# start of RECORDS SUPPLIED

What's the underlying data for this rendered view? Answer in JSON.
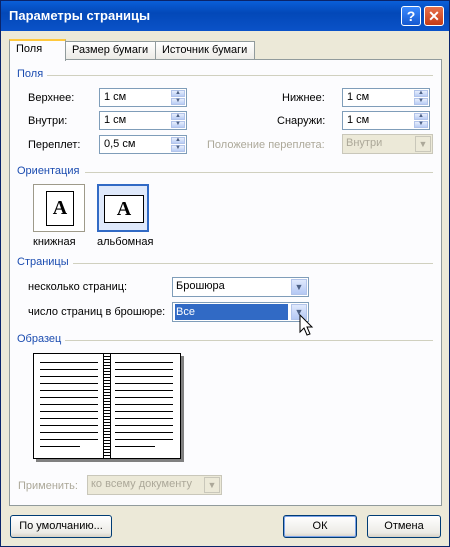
{
  "window": {
    "title": "Параметры страницы",
    "help": "?",
    "close": "✕"
  },
  "tabs": [
    "Поля",
    "Размер бумаги",
    "Источник бумаги"
  ],
  "fields_section": {
    "title": "Поля",
    "top": {
      "label": "Верхнее:",
      "value": "1 см"
    },
    "bottom": {
      "label": "Нижнее:",
      "value": "1 см"
    },
    "inside": {
      "label": "Внутри:",
      "value": "1 см"
    },
    "outside": {
      "label": "Снаружи:",
      "value": "1 см"
    },
    "gutter": {
      "label": "Переплет:",
      "value": "0,5 см"
    },
    "gutter_pos": {
      "label": "Положение переплета:",
      "value": "Внутри"
    }
  },
  "orientation": {
    "title": "Ориентация",
    "portrait": "книжная",
    "landscape": "альбомная",
    "glyph": "A"
  },
  "pages": {
    "title": "Страницы",
    "multiple_label": "несколько страниц:",
    "multiple_value": "Брошюра",
    "booklet_label": "число страниц в брошюре:",
    "booklet_value": "Все"
  },
  "preview": {
    "title": "Образец"
  },
  "apply": {
    "label": "Применить:",
    "value": "ко всему документу"
  },
  "buttons": {
    "default": "По умолчанию...",
    "ok": "ОК",
    "cancel": "Отмена"
  }
}
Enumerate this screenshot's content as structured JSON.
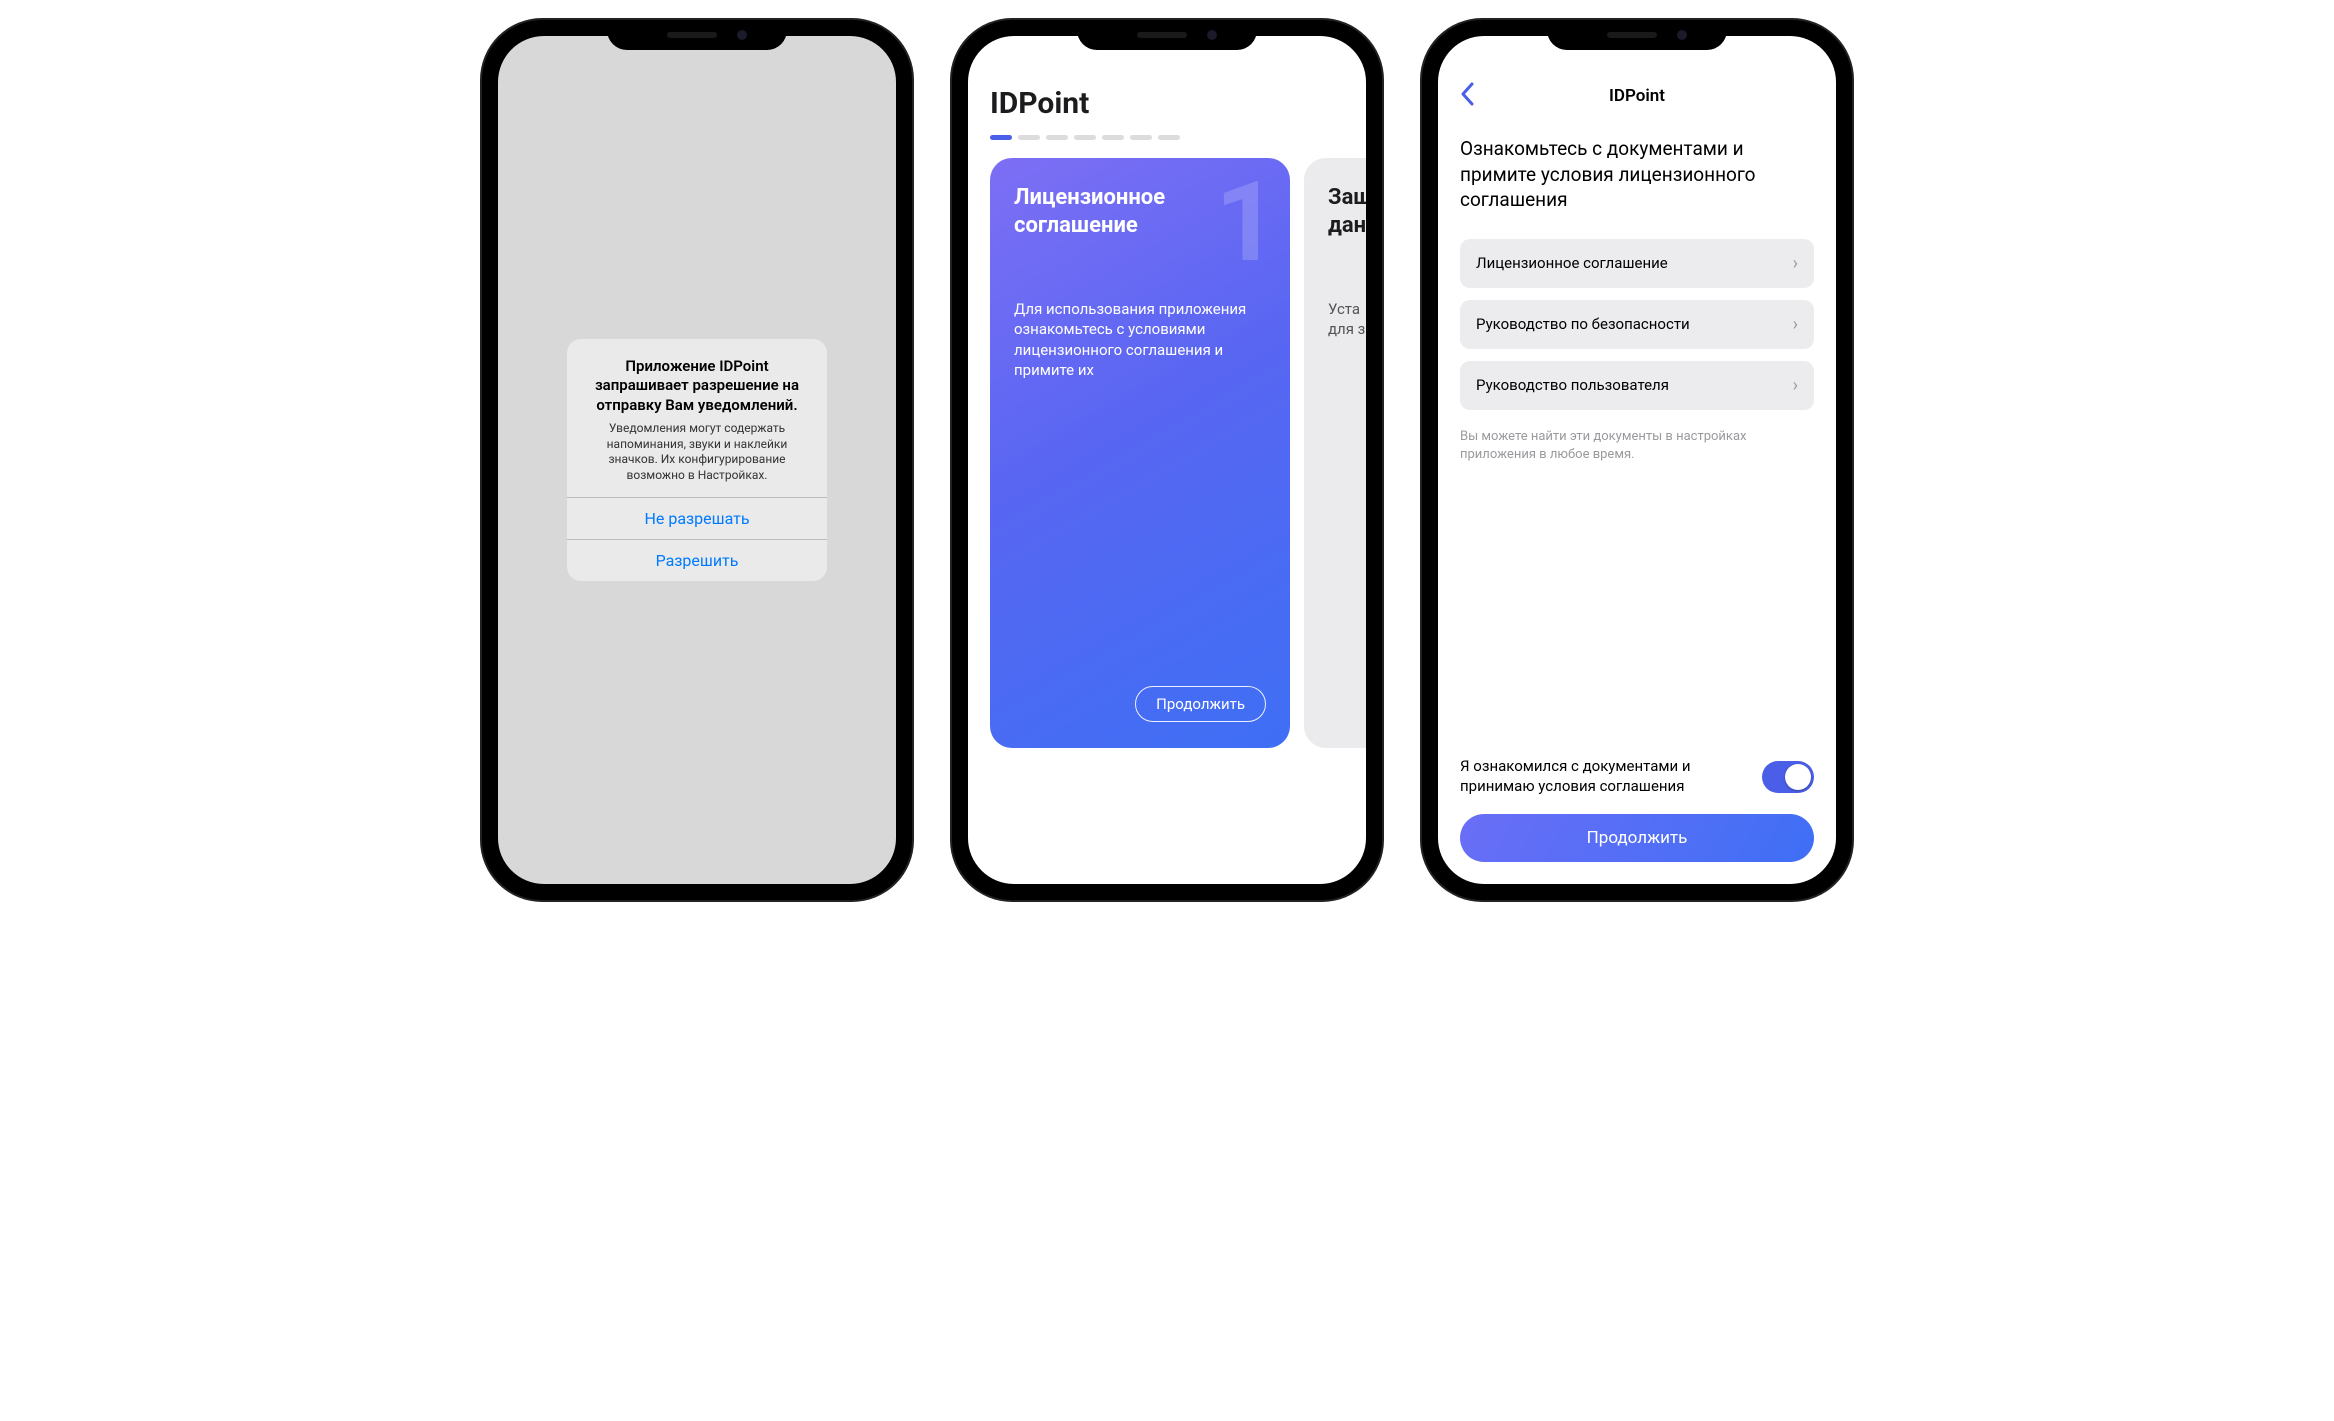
{
  "screen1": {
    "alert": {
      "title": "Приложение  IDPoint запрашивает разрешение на отправку Вам уведомлений.",
      "message": "Уведомления могут содержать напоминания, звуки и наклейки значков. Их конфигурирование возможно в Настройках.",
      "deny": "Не разрешать",
      "allow": "Разрешить"
    }
  },
  "screen2": {
    "title": "IDPoint",
    "card1": {
      "number": "1",
      "title": "Лицензионное соглашение",
      "desc": "Для использования приложения ознакомьтесь с условиями лицензионного соглашения и примите их",
      "button": "Продолжить"
    },
    "card2": {
      "title_line1": "Защ",
      "title_line2": "дан",
      "desc_line1": "Уста",
      "desc_line2": "для з"
    }
  },
  "screen3": {
    "nav_title": "IDPoint",
    "intro": "Ознакомьтесь с документами и примите условия лицензионного соглашения",
    "docs": [
      "Лицензионное соглашение",
      "Руководство по безопасности",
      "Руководство пользователя"
    ],
    "hint": "Вы можете найти эти документы в настройках приложения в любое время.",
    "consent": "Я ознакомился с документами и принимаю условия соглашения",
    "continue": "Продолжить"
  }
}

# end of RECORDS SUPPLIED

## YOUR GOAL
Output an exact copy of the lines from the one with "Enumerate this screenshot's" through the closing line of the records, inclusive, without any images.

## EXPECTED OUTPUT
Enumerate this screenshot's content as structured JSON.
{
  "screen1": {
    "alert": {
      "title": "Приложение  IDPoint запрашивает разрешение на отправку Вам уведомлений.",
      "message": "Уведомления могут содержать напоминания, звуки и наклейки значков. Их конфигурирование возможно в Настройках.",
      "deny": "Не разрешать",
      "allow": "Разрешить"
    }
  },
  "screen2": {
    "title": "IDPoint",
    "card1": {
      "number": "1",
      "title": "Лицензионное соглашение",
      "desc": "Для использования приложения ознакомьтесь с условиями лицензионного соглашения и примите их",
      "button": "Продолжить"
    },
    "card2": {
      "title_line1": "Защ",
      "title_line2": "дан",
      "desc_line1": "Уста",
      "desc_line2": "для з"
    }
  },
  "screen3": {
    "nav_title": "IDPoint",
    "intro": "Ознакомьтесь с документами и примите условия лицензионного соглашения",
    "docs": [
      "Лицензионное соглашение",
      "Руководство по безопасности",
      "Руководство пользователя"
    ],
    "hint": "Вы можете найти эти документы в настройках приложения в любое время.",
    "consent": "Я ознакомился с документами и принимаю условия соглашения",
    "continue": "Продолжить"
  }
}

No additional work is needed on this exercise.